##### MATERIAL TO PROCESS #####

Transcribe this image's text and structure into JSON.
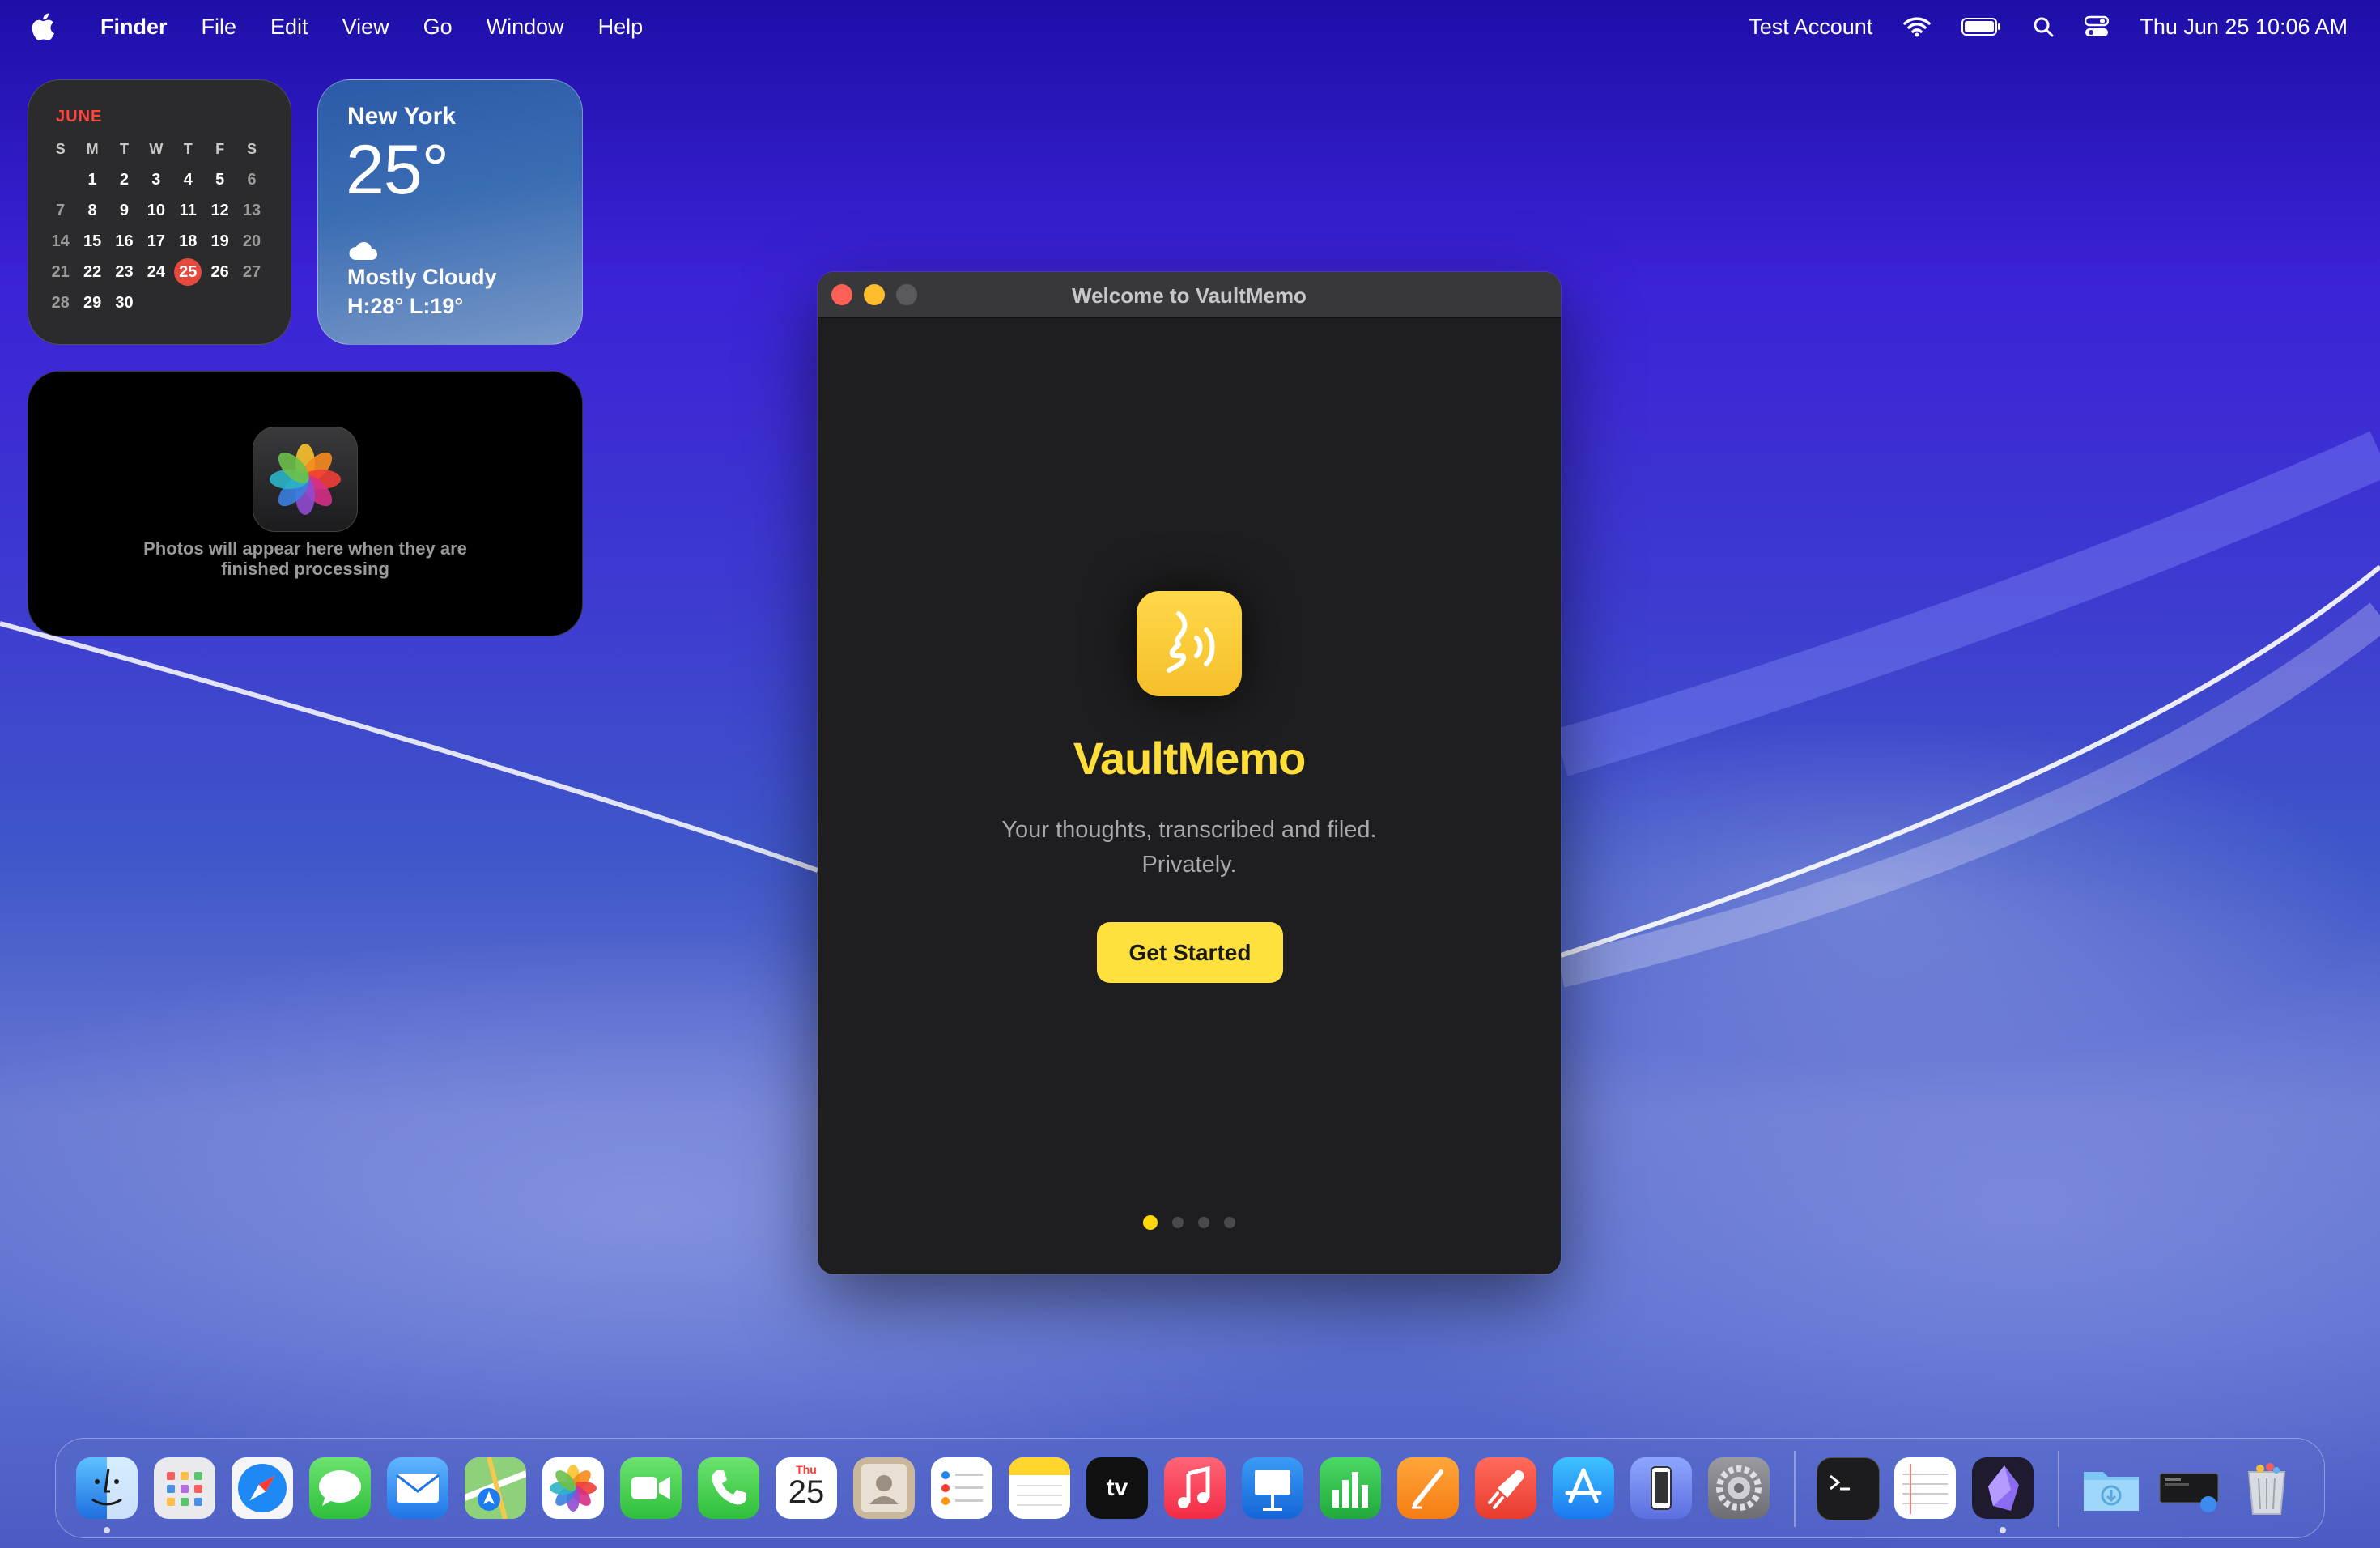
{
  "menubar": {
    "app_name": "Finder",
    "menus": [
      "File",
      "Edit",
      "View",
      "Go",
      "Window",
      "Help"
    ],
    "account": "Test Account",
    "datetime": "Thu Jun 25  10:06 AM"
  },
  "widgets": {
    "calendar": {
      "month": "JUNE",
      "weekdays": [
        "S",
        "M",
        "T",
        "W",
        "T",
        "F",
        "S"
      ],
      "days": [
        [
          "",
          "1",
          "2",
          "3",
          "4",
          "5",
          "6"
        ],
        [
          "7",
          "8",
          "9",
          "10",
          "11",
          "12",
          "13"
        ],
        [
          "14",
          "15",
          "16",
          "17",
          "18",
          "19",
          "20"
        ],
        [
          "21",
          "22",
          "23",
          "24",
          "25",
          "26",
          "27"
        ],
        [
          "28",
          "29",
          "30",
          "",
          "",
          "",
          ""
        ]
      ],
      "today": "25"
    },
    "weather": {
      "city": "New York",
      "temp": "25°",
      "condition": "Mostly Cloudy",
      "hilo": "H:28° L:19°"
    },
    "photos": {
      "message_line1": "Photos will appear here when they are",
      "message_line2": "finished processing"
    }
  },
  "window": {
    "title": "Welcome to VaultMemo",
    "app_name": "VaultMemo",
    "tagline_line1": "Your thoughts, transcribed and filed.",
    "tagline_line2": "Privately.",
    "primary_button": "Get Started",
    "page_count": 4,
    "current_page": 1,
    "accent_color": "#ffde3a"
  },
  "dock": {
    "apps": [
      "finder",
      "launchpad",
      "safari",
      "messages",
      "mail",
      "maps",
      "photos",
      "facetime",
      "phone",
      "calendar",
      "contacts",
      "reminders",
      "notes",
      "apple-tv",
      "music",
      "keynote",
      "numbers",
      "pages",
      "rocket",
      "app-store",
      "simulator",
      "system-settings",
      "terminal",
      "textedit",
      "obsidian",
      "downloads",
      "screen-thumbnail",
      "trash"
    ],
    "calendar_icon_day": "Thu",
    "calendar_icon_date": "25",
    "tv_label": "tv"
  }
}
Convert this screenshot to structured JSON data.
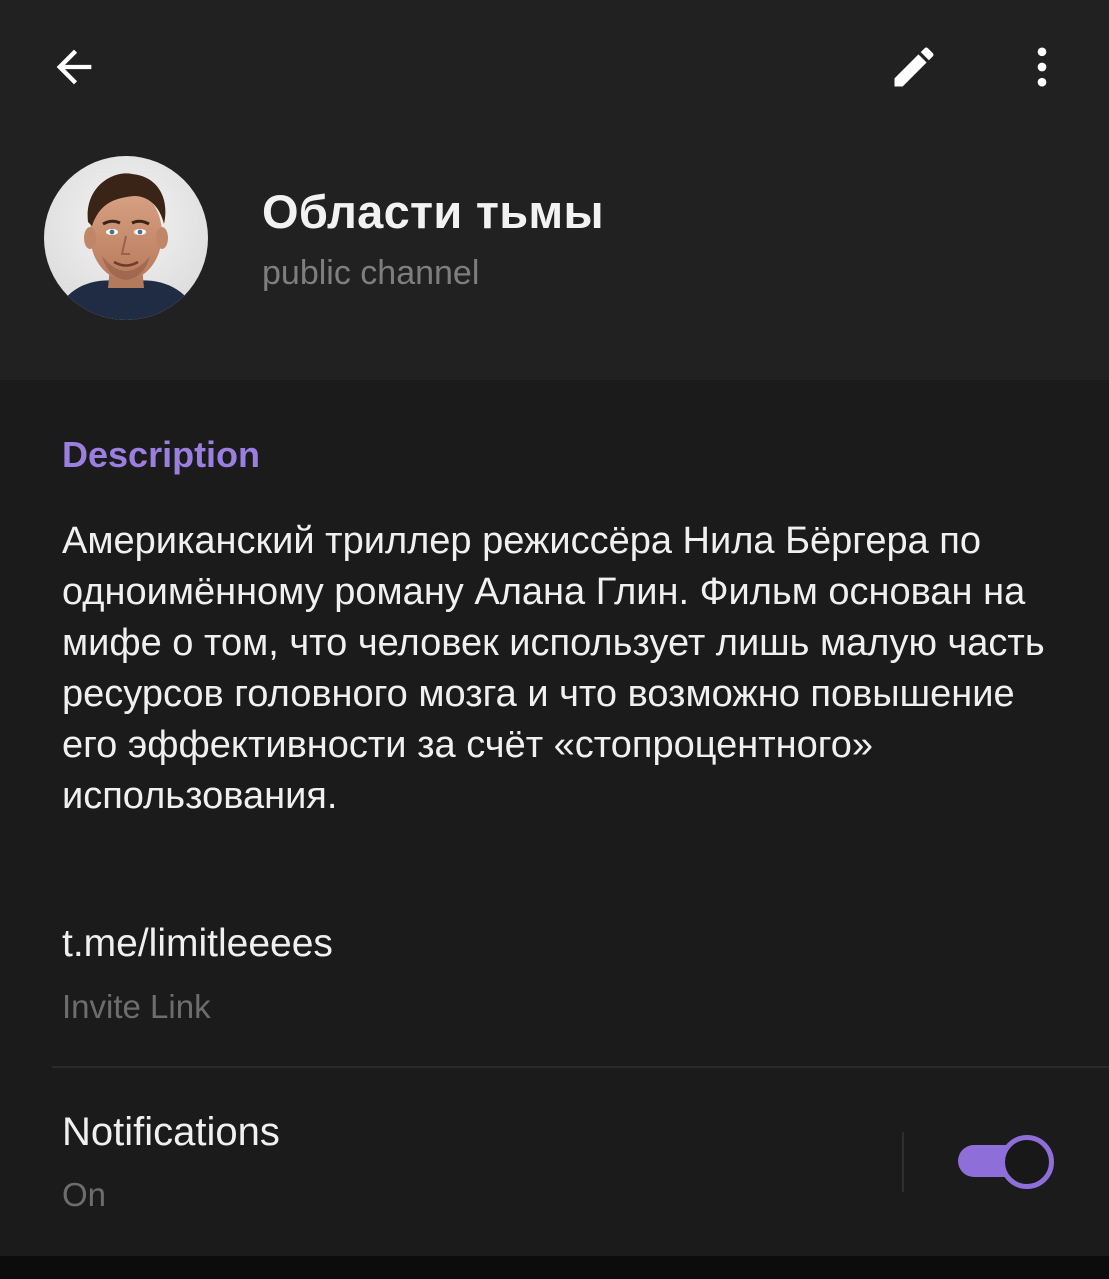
{
  "colors": {
    "accent": "#8e6fd9",
    "section_header": "#9b7fe0",
    "header_bg": "#212121",
    "body_bg": "#1b1b1b",
    "text_primary": "#f0f0f0",
    "text_secondary": "#6d6d6d"
  },
  "toolbar": {
    "back_icon": "arrow-left-icon",
    "edit_icon": "pencil-icon",
    "more_icon": "more-vertical-icon"
  },
  "channel": {
    "title": "Области тьмы",
    "subtitle": "public channel",
    "avatar_icon": "avatar-photo"
  },
  "description": {
    "header": "Description",
    "text": "Американский триллер режиссёра Нила Бёргера по одноимённому роману Алана Глин. Фильм основан на мифе о том, что человек использует лишь малую часть ресурсов головного мозга и что возможно повышение его эффективности за счёт «стопроцентного» использования."
  },
  "invite": {
    "link": "t.me/limitleeees",
    "caption": "Invite Link"
  },
  "notifications": {
    "title": "Notifications",
    "status": "On",
    "enabled": true
  }
}
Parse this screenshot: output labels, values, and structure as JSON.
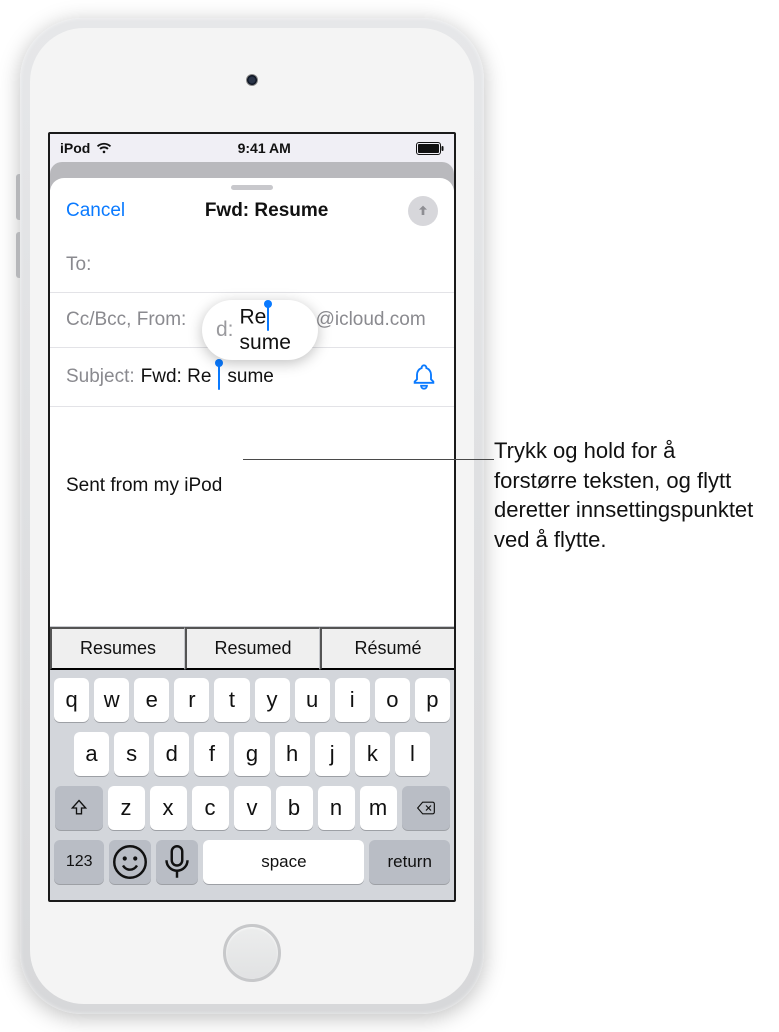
{
  "status": {
    "carrier": "iPod",
    "time": "9:41 AM"
  },
  "sheet": {
    "cancel": "Cancel",
    "title": "Fwd:  Resume",
    "to_label": "To:",
    "ccbcc_label": "Cc/Bcc, From:",
    "ccbcc_value": "rico1@icloud.com",
    "subject_label": "Subject:",
    "subject_value_before": "Fwd:  Re",
    "subject_value_after": "sume",
    "body_signature": "Sent from my iPod"
  },
  "magnifier": {
    "label": "d:",
    "before": "Re",
    "after": "sume"
  },
  "suggestions": [
    "Resumes",
    "Resumed",
    "Résumé"
  ],
  "keyboard": {
    "row1": [
      "q",
      "w",
      "e",
      "r",
      "t",
      "y",
      "u",
      "i",
      "o",
      "p"
    ],
    "row2": [
      "a",
      "s",
      "d",
      "f",
      "g",
      "h",
      "j",
      "k",
      "l"
    ],
    "row3": [
      "z",
      "x",
      "c",
      "v",
      "b",
      "n",
      "m"
    ],
    "numkey": "123",
    "space": "space",
    "return": "return"
  },
  "callout": "Trykk og hold for å forstørre teksten, og flytt deretter innsettingspunktet ved å flytte."
}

#####

**EXERCISE PROMPT**.
Retype the listing exactly. Pictures do not belong in the copy.

**THE SOLUTION**.
Transcribe this image's text and structure into JSON.
{
  "menubar": {
    "app_name": "Finder",
    "menus": [
      "File",
      "Edit",
      "View",
      "Go",
      "Window",
      "Help"
    ],
    "account": "Test Account",
    "datetime": "Thu Jun 25  10:06 AM"
  },
  "widgets": {
    "calendar": {
      "month": "JUNE",
      "weekdays": [
        "S",
        "M",
        "T",
        "W",
        "T",
        "F",
        "S"
      ],
      "days": [
        [
          "",
          "1",
          "2",
          "3",
          "4",
          "5",
          "6"
        ],
        [
          "7",
          "8",
          "9",
          "10",
          "11",
          "12",
          "13"
        ],
        [
          "14",
          "15",
          "16",
          "17",
          "18",
          "19",
          "20"
        ],
        [
          "21",
          "22",
          "23",
          "24",
          "25",
          "26",
          "27"
        ],
        [
          "28",
          "29",
          "30",
          "",
          "",
          "",
          ""
        ]
      ],
      "today": "25"
    },
    "weather": {
      "city": "New York",
      "temp": "25°",
      "condition": "Mostly Cloudy",
      "hilo": "H:28° L:19°"
    },
    "photos": {
      "message_line1": "Photos will appear here when they are",
      "message_line2": "finished processing"
    }
  },
  "window": {
    "title": "Welcome to VaultMemo",
    "app_name": "VaultMemo",
    "tagline_line1": "Your thoughts, transcribed and filed.",
    "tagline_line2": "Privately.",
    "primary_button": "Get Started",
    "page_count": 4,
    "current_page": 1,
    "accent_color": "#ffde3a"
  },
  "dock": {
    "apps": [
      "finder",
      "launchpad",
      "safari",
      "messages",
      "mail",
      "maps",
      "photos",
      "facetime",
      "phone",
      "calendar",
      "contacts",
      "reminders",
      "notes",
      "apple-tv",
      "music",
      "keynote",
      "numbers",
      "pages",
      "rocket",
      "app-store",
      "simulator",
      "system-settings",
      "terminal",
      "textedit",
      "obsidian",
      "downloads",
      "screen-thumbnail",
      "trash"
    ],
    "calendar_icon_day": "Thu",
    "calendar_icon_date": "25",
    "tv_label": "tv"
  }
}
Convert this screenshot to structured JSON data.
{
  "colors": {
    "accent": "#8e6fd9",
    "section_header": "#9b7fe0",
    "header_bg": "#212121",
    "body_bg": "#1b1b1b",
    "text_primary": "#f0f0f0",
    "text_secondary": "#6d6d6d"
  },
  "toolbar": {
    "back_icon": "arrow-left-icon",
    "edit_icon": "pencil-icon",
    "more_icon": "more-vertical-icon"
  },
  "channel": {
    "title": "Области тьмы",
    "subtitle": "public channel",
    "avatar_icon": "avatar-photo"
  },
  "description": {
    "header": "Description",
    "text": "Американский триллер режиссёра Нила Бёргера по одноимённому роману Алана Глин. Фильм основан на мифе о том, что человек использует лишь малую часть ресурсов головного мозга и что возможно повышение его эффективности за счёт «стопроцентного» использования."
  },
  "invite": {
    "link": "t.me/limitleeees",
    "caption": "Invite Link"
  },
  "notifications": {
    "title": "Notifications",
    "status": "On",
    "enabled": true
  }
}
Parse this screenshot: output labels, values, and structure as JSON.
{
  "status": {
    "carrier": "iPod",
    "time": "9:41 AM"
  },
  "sheet": {
    "cancel": "Cancel",
    "title": "Fwd:  Resume",
    "to_label": "To:",
    "ccbcc_label": "Cc/Bcc, From:",
    "ccbcc_value": "rico1@icloud.com",
    "subject_label": "Subject:",
    "subject_value_before": "Fwd:  Re",
    "subject_value_after": "sume",
    "body_signature": "Sent from my iPod"
  },
  "magnifier": {
    "label": "d:",
    "before": "Re",
    "after": "sume"
  },
  "suggestions": [
    "Resumes",
    "Resumed",
    "Résumé"
  ],
  "keyboard": {
    "row1": [
      "q",
      "w",
      "e",
      "r",
      "t",
      "y",
      "u",
      "i",
      "o",
      "p"
    ],
    "row2": [
      "a",
      "s",
      "d",
      "f",
      "g",
      "h",
      "j",
      "k",
      "l"
    ],
    "row3": [
      "z",
      "x",
      "c",
      "v",
      "b",
      "n",
      "m"
    ],
    "numkey": "123",
    "space": "space",
    "return": "return"
  },
  "callout": "Trykk og hold for å forstørre teksten, og flytt deretter innsettingspunktet ved å flytte."
}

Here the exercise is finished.